Instructions for the task
Using the data below, gather each line that includes the word "ubicada".

(Data records)

>>>>>

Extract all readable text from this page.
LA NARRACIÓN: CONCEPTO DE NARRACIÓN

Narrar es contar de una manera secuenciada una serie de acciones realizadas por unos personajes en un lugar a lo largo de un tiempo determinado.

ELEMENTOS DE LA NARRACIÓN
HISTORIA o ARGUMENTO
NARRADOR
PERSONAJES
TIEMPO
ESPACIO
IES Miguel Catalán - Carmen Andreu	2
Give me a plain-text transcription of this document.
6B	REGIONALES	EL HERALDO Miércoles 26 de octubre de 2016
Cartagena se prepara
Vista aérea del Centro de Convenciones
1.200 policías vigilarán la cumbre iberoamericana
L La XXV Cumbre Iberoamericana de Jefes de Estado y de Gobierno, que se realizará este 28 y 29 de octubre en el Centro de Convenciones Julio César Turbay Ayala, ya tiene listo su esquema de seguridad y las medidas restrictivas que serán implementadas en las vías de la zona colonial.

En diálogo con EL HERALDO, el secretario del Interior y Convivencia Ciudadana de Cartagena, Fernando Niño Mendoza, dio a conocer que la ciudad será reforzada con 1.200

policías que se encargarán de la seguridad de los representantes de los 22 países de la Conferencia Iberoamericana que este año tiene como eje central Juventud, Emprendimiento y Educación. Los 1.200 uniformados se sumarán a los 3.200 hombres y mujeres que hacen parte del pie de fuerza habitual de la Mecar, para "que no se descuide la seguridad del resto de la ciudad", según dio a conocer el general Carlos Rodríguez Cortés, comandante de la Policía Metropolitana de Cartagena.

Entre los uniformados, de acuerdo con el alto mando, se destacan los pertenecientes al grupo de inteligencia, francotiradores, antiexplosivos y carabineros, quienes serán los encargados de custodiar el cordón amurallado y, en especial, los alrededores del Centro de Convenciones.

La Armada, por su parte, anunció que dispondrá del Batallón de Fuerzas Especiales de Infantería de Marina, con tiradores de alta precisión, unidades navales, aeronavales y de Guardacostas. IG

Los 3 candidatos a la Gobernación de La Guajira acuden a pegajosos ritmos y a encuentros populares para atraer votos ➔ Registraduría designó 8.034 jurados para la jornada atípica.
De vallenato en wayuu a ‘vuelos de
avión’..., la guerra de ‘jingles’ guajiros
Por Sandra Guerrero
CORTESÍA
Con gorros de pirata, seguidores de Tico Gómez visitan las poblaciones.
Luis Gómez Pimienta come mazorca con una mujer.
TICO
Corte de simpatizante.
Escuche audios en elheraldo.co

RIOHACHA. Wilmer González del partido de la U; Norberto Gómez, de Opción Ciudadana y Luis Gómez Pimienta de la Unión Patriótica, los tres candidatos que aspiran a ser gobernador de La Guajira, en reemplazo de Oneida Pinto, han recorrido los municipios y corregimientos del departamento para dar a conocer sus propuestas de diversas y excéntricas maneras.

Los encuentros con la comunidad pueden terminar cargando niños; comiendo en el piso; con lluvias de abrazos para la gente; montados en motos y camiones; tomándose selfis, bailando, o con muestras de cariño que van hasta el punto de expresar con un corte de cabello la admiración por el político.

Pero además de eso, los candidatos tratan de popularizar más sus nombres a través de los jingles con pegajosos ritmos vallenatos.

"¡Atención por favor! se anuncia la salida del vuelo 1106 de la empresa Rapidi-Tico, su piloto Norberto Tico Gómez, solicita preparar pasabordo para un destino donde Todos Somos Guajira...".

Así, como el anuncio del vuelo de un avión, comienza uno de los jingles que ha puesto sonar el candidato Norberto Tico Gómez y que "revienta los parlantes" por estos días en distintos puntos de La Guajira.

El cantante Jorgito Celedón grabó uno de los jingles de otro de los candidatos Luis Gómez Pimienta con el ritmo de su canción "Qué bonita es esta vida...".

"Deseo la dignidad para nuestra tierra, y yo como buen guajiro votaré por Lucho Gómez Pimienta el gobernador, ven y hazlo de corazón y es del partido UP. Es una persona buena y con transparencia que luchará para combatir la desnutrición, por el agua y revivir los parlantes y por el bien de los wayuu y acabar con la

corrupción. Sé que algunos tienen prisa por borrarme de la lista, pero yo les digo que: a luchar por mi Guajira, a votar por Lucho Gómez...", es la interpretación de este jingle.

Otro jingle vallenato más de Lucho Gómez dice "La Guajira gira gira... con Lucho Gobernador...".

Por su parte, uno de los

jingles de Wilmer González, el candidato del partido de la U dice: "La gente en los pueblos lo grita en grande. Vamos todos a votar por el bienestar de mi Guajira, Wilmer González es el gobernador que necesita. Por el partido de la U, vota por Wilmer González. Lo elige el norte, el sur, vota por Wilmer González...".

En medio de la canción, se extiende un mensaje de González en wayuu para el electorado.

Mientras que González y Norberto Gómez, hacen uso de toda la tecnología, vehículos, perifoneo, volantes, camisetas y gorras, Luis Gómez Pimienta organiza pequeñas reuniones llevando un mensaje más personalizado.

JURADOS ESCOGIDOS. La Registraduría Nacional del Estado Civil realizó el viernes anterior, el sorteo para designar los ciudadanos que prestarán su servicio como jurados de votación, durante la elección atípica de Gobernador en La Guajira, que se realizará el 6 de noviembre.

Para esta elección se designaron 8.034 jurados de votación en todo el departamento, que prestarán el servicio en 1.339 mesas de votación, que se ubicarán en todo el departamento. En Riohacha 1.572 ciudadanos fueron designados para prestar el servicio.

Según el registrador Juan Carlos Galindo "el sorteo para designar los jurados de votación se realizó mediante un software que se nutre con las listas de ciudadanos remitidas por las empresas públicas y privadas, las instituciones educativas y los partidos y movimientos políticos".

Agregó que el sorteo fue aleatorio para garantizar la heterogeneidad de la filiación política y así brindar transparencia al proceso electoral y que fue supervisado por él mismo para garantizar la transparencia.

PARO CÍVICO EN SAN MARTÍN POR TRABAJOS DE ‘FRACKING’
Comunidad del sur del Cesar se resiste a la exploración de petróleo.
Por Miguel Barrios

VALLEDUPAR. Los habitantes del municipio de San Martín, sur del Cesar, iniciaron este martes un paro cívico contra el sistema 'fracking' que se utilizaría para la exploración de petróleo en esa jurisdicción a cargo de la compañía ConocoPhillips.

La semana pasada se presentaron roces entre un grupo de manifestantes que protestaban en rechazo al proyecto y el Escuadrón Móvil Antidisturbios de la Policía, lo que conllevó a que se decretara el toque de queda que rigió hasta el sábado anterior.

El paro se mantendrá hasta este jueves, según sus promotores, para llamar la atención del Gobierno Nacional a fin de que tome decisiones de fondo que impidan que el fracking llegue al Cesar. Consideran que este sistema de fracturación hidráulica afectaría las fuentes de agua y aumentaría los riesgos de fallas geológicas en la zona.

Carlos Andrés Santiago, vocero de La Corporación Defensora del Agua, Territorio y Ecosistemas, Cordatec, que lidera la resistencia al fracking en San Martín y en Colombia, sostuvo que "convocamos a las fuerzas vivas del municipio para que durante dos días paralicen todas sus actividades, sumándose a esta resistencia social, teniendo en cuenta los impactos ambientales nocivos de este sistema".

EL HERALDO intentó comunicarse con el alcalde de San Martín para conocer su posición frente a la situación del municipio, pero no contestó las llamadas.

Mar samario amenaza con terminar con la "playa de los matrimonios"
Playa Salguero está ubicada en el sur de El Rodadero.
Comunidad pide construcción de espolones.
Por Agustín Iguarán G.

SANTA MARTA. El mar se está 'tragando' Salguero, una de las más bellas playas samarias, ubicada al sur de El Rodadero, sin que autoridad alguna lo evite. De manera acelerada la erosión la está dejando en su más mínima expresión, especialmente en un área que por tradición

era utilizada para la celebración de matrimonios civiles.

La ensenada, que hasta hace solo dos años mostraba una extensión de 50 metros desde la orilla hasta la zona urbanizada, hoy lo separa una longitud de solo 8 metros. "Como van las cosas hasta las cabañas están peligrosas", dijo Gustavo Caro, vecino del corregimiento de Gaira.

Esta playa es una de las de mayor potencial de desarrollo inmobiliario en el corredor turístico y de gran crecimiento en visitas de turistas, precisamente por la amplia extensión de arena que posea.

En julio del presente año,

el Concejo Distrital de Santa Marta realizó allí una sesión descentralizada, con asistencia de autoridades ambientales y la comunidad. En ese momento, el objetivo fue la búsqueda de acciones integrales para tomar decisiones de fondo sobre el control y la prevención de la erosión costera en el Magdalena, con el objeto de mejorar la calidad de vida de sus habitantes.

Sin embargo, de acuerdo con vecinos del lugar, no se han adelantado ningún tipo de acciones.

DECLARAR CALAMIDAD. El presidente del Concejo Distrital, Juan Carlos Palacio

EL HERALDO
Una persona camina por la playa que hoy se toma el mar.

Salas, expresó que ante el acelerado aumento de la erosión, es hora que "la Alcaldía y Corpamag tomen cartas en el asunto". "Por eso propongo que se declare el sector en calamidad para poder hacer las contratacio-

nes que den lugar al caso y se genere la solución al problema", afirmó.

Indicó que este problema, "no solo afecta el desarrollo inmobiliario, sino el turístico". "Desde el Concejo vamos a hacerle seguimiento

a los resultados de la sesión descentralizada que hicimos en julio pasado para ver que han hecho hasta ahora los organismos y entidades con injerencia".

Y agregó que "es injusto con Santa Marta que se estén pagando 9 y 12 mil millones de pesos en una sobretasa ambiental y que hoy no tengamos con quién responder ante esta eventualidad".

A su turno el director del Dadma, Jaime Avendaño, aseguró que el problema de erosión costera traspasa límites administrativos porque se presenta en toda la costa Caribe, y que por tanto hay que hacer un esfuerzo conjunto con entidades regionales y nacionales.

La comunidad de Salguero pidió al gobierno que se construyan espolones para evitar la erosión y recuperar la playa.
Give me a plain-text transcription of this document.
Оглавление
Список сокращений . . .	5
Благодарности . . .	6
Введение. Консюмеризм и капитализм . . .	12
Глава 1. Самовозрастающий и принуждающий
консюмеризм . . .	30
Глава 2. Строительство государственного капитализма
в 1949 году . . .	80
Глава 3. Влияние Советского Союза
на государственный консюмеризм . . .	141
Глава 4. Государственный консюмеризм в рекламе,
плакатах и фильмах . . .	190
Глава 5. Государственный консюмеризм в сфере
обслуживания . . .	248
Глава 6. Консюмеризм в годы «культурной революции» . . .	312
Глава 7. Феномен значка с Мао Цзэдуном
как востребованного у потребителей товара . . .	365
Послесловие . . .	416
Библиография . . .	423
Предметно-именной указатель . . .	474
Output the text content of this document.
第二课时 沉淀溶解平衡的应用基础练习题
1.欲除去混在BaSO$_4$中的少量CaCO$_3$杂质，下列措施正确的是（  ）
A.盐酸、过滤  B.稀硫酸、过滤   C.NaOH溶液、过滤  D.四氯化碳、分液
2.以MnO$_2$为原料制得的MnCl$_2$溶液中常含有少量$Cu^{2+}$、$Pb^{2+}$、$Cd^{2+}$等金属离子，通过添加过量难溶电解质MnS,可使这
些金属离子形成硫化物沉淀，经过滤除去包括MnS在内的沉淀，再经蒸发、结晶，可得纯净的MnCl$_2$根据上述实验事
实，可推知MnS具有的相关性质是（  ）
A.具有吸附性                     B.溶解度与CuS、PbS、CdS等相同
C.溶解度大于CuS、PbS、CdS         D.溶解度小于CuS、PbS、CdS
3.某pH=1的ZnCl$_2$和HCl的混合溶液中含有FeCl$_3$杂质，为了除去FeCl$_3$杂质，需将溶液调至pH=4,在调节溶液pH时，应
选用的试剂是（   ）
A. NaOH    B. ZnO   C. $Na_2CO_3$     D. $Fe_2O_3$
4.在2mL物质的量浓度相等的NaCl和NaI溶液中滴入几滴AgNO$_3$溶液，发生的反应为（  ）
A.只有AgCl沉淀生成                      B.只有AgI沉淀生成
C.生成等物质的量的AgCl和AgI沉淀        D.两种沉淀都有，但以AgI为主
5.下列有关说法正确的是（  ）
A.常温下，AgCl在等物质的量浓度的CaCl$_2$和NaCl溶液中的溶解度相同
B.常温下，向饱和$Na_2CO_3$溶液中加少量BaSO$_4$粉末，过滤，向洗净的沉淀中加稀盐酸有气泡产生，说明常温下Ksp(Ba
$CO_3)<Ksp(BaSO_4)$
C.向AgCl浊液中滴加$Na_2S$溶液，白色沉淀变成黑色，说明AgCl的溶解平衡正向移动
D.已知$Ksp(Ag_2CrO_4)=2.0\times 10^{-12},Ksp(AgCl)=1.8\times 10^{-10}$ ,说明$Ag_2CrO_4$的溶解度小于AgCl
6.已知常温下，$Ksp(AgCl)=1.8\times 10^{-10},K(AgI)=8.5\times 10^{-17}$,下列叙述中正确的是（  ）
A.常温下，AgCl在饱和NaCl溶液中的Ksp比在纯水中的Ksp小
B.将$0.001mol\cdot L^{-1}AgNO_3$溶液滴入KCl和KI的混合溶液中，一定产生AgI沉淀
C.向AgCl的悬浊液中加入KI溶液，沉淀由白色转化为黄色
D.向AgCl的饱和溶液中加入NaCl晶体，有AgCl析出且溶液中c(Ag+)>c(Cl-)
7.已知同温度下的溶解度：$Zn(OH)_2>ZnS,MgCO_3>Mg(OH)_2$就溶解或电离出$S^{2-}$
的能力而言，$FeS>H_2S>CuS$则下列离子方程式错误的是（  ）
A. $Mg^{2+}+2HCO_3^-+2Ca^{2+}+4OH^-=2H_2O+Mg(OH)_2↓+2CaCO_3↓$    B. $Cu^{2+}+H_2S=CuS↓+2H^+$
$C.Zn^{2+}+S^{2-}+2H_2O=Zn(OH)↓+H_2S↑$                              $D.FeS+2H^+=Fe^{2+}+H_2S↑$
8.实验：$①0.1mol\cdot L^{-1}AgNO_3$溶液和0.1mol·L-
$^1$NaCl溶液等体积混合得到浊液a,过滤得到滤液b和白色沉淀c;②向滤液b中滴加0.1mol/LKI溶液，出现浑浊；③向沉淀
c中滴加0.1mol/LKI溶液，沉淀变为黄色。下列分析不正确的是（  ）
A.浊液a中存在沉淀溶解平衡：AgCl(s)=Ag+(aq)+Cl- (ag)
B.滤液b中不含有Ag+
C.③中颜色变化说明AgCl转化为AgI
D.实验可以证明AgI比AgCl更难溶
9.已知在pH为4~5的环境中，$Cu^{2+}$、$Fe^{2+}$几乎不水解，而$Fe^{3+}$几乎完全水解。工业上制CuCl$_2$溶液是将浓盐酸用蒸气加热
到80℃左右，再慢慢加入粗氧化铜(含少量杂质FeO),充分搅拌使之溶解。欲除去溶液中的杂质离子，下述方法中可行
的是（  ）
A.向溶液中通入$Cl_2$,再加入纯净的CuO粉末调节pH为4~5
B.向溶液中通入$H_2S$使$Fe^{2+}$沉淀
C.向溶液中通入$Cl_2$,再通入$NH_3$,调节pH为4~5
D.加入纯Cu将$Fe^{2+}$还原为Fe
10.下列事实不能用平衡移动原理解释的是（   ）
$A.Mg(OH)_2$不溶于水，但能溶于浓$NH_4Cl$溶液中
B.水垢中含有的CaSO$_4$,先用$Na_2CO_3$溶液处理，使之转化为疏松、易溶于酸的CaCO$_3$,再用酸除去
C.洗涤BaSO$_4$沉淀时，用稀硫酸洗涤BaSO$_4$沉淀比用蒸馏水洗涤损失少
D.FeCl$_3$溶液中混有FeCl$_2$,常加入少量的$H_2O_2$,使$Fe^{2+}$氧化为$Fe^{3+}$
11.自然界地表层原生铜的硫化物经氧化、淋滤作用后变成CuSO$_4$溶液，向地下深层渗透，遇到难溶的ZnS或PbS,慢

<<<<<

The response
Playa Salguero está ubicada en el sur de El Rodadero.
SANTA MARTA. El mar se está 'tragando' Salguero, una de las más bellas playas samarias, ubicada al sur de El Rodadero, sin que autoridad alguna lo evite. De manera acelerada la erosión la está dejando en su más mínima expresión, especialmente en un área que por tradición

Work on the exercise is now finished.